Görev için girdi:
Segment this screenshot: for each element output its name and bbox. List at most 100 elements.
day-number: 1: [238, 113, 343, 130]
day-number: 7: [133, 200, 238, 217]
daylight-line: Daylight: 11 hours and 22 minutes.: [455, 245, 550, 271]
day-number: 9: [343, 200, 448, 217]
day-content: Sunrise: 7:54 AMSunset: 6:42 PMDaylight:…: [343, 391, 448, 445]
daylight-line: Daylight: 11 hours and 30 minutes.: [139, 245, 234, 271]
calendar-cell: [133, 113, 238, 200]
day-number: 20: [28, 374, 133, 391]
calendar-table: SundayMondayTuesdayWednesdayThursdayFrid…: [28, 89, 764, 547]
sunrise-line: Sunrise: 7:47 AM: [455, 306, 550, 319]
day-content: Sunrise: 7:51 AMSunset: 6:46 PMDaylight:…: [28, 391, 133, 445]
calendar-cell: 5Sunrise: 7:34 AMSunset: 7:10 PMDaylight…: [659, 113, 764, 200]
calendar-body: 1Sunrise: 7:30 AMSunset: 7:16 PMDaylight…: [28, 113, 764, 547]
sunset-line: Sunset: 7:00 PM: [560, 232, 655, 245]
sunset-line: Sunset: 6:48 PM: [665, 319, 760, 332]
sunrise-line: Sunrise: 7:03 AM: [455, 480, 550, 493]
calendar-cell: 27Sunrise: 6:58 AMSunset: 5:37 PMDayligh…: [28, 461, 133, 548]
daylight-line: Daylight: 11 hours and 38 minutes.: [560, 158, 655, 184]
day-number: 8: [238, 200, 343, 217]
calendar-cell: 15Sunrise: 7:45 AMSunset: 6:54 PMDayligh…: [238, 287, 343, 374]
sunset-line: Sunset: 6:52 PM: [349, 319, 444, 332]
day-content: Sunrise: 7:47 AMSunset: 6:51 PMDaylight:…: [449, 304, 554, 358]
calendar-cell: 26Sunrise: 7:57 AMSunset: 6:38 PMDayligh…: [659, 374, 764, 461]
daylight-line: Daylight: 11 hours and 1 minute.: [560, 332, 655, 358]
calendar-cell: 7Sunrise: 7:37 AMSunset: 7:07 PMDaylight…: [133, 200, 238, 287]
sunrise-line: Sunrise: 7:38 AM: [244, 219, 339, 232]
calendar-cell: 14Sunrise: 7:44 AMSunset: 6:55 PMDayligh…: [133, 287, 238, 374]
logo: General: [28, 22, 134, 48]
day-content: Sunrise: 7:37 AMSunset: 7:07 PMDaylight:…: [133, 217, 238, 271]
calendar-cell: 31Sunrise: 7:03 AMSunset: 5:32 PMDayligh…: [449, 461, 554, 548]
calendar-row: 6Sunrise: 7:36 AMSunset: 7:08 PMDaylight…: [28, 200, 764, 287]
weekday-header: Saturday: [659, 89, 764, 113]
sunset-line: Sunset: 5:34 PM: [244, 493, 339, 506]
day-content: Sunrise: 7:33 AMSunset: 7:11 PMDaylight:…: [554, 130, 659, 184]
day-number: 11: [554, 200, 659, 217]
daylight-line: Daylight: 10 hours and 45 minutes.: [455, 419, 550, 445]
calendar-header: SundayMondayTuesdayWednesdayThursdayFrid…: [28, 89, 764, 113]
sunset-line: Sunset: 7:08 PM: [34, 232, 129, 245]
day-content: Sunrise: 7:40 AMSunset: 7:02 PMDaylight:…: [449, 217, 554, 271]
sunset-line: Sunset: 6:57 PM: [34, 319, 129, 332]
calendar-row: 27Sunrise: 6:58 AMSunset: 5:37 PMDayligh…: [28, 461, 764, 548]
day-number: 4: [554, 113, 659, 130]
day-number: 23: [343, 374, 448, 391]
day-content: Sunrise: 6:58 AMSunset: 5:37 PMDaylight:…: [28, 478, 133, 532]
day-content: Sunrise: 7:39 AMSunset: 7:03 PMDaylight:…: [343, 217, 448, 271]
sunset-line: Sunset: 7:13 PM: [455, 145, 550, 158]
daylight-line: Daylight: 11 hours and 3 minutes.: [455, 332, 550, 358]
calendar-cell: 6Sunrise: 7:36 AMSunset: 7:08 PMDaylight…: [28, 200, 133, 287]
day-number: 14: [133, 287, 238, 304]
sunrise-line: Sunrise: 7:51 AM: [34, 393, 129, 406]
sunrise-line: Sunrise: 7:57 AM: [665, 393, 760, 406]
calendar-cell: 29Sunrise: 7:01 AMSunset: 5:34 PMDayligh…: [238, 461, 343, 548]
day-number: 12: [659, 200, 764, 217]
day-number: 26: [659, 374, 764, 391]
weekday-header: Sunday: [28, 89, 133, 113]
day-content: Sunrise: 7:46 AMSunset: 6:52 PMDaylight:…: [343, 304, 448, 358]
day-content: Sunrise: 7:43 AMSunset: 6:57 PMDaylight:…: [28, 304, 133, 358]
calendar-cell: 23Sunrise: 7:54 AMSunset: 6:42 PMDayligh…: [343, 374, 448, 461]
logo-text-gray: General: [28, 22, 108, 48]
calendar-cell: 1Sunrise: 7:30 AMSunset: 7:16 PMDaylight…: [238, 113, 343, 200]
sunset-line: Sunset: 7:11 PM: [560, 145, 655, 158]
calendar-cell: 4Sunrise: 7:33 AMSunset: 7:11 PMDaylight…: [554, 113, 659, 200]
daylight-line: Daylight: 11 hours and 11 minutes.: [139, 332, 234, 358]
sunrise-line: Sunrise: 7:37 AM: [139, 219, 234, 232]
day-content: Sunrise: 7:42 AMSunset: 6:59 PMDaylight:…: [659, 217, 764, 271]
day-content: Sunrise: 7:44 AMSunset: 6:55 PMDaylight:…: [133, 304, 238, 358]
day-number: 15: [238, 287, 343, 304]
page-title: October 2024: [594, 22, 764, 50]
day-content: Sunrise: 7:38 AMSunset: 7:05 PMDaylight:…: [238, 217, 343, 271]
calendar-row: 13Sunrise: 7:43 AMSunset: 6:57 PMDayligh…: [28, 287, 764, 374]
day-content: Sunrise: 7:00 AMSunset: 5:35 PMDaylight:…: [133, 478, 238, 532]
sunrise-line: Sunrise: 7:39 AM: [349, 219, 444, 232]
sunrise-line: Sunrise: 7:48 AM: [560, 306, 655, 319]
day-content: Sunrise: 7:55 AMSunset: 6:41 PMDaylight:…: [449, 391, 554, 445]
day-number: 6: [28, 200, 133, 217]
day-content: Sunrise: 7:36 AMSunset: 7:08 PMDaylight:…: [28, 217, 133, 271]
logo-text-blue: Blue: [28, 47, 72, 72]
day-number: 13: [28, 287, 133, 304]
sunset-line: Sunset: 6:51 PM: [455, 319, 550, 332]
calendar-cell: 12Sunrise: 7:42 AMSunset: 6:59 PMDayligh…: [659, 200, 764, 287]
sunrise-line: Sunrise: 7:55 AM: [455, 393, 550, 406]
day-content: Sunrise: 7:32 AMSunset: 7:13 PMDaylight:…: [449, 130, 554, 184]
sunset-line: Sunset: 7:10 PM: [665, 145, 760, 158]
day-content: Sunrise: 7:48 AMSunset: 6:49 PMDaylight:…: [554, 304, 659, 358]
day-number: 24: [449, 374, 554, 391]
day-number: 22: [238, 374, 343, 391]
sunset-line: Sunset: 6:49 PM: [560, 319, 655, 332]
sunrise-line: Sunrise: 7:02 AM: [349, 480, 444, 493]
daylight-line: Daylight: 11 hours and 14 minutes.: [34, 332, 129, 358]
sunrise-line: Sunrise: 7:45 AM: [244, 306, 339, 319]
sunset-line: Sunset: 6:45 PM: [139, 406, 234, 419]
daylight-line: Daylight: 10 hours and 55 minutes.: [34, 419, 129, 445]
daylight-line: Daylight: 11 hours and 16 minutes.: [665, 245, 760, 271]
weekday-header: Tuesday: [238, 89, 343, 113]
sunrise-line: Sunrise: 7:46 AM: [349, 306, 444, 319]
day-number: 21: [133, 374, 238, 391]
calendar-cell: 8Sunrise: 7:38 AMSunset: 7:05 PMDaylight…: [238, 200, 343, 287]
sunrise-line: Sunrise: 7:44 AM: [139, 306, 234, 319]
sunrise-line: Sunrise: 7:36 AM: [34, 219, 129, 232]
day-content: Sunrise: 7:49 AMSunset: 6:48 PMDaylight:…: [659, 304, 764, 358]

Görevin amacı: Kayıtların başından "day-number: 20: [28, 374, 133, 391]" ifadesini içeren satıra kadar, o satır da dahil olmak üzere, tüm satırları hiçbir değişiklik yapmadan yeniden yazın.

Alıştırmanın çözümü:
Segment this screenshot: for each element output its name and bbox. List at most 100 elements.
day-number: 1: [238, 113, 343, 130]
day-number: 7: [133, 200, 238, 217]
daylight-line: Daylight: 11 hours and 22 minutes.: [455, 245, 550, 271]
day-number: 9: [343, 200, 448, 217]
day-content: Sunrise: 7:54 AMSunset: 6:42 PMDaylight:…: [343, 391, 448, 445]
daylight-line: Daylight: 11 hours and 30 minutes.: [139, 245, 234, 271]
calendar-cell: [133, 113, 238, 200]
day-number: 20: [28, 374, 133, 391]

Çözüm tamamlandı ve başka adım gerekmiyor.